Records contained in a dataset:
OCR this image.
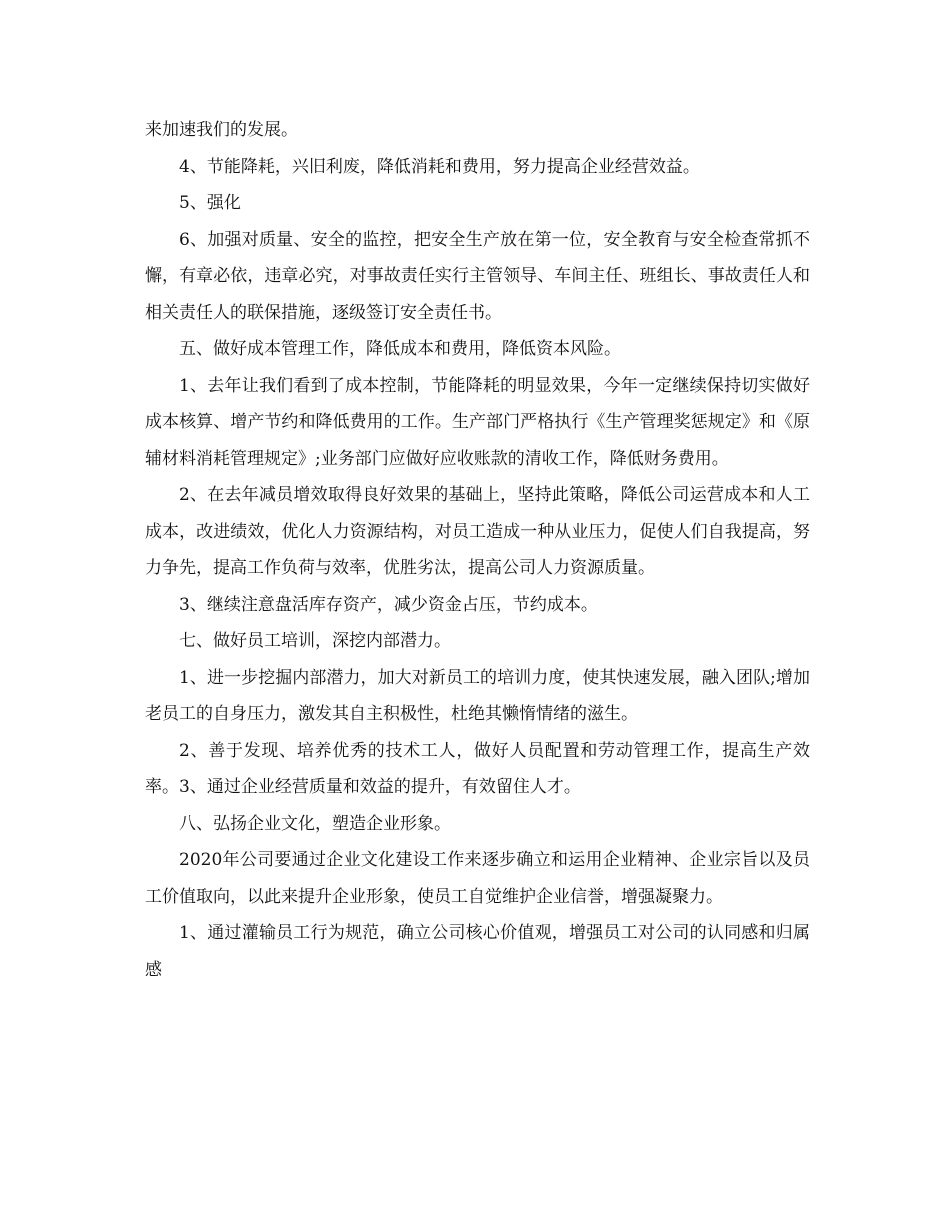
来加速我们的发展。

4、节能降耗，兴旧利废，降低消耗和费用，努力提高企业经营效益。

5、强化

6、加强对质量、安全的监控，把安全生产放在第一位，安全教育与安全检查常抓不懈，有章必依，违章必究，对事故责任实行主管领导、车间主任、班组长、事故责任人和相关责任人的联保措施，逐级签订安全责任书。

五、做好成本管理工作，降低成本和费用，降低资本风险。

1、去年让我们看到了成本控制，节能降耗的明显效果，今年一定继续保持切实做好成本核算、增产节约和降低费用的工作。生产部门严格执行《生产管理奖惩规定》和《原辅材料消耗管理规定》;业务部门应做好应收账款的清收工作，降低财务费用。

2、在去年减员增效取得良好效果的基础上，坚持此策略，降低公司运营成本和人工成本，改进绩效，优化人力资源结构，对员工造成一种从业压力，促使人们自我提高，努力争先，提高工作负荷与效率，优胜劣汰，提高公司人力资源质量。

3、继续注意盘活库存资产，减少资金占压，节约成本。

七、做好员工培训，深挖内部潜力。

1、进一步挖掘内部潜力，加大对新员工的培训力度，使其快速发展，融入团队;增加老员工的自身压力，激发其自主积极性，杜绝其懒惰情绪的滋生。

2、善于发现、培养优秀的技术工人，做好人员配置和劳动管理工作，提高生产效率。3、通过企业经营质量和效益的提升，有效留住人才。

八、弘扬企业文化，塑造企业形象。

2020年公司要通过企业文化建设工作来逐步确立和运用企业精神、企业宗旨以及员工价值取向，以此来提升企业形象，使员工自觉维护企业信誉，增强凝聚力。

1、通过灌输员工行为规范，确立公司核心价值观，增强员工对公司的认同感和归属感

■ Instructions to follow
Write out the full listing verbatim, excluding its pictures.

■ Solved exercise
OCR this image.
来加速我们的发展。

4、节能降耗，兴旧利废，降低消耗和费用，努力提高企业经营效益。

5、强化

6、加强对质量、安全的监控，把安全生产放在第一位，安全教育与安全检查常抓不懈，有章必依，违章必究，对事故责任实行主管领导、车间主任、班组长、事故责任人和相关责任人的联保措施，逐级签订安全责任书。

五、做好成本管理工作，降低成本和费用，降低资本风险。

1、去年让我们看到了成本控制，节能降耗的明显效果，今年一定继续保持切实做好成本核算、增产节约和降低费用的工作。生产部门严格执行《生产管理奖惩规定》和《原辅材料消耗管理规定》;业务部门应做好应收账款的清收工作，降低财务费用。

2、在去年减员增效取得良好效果的基础上，坚持此策略，降低公司运营成本和人工成本，改进绩效，优化人力资源结构，对员工造成一种从业压力，促使人们自我提高，努力争先，提高工作负荷与效率，优胜劣汰，提高公司人力资源质量。

3、继续注意盘活库存资产，减少资金占压，节约成本。

七、做好员工培训，深挖内部潜力。

1、进一步挖掘内部潜力，加大对新员工的培训力度，使其快速发展，融入团队;增加老员工的自身压力，激发其自主积极性，杜绝其懒惰情绪的滋生。

2、善于发现、培养优秀的技术工人，做好人员配置和劳动管理工作，提高生产效率。3、通过企业经营质量和效益的提升，有效留住人才。

八、弘扬企业文化，塑造企业形象。

2020年公司要通过企业文化建设工作来逐步确立和运用企业精神、企业宗旨以及员工价值取向，以此来提升企业形象，使员工自觉维护企业信誉，增强凝聚力。

1、通过灌输员工行为规范，确立公司核心价值观，增强员工对公司的认同感和归属感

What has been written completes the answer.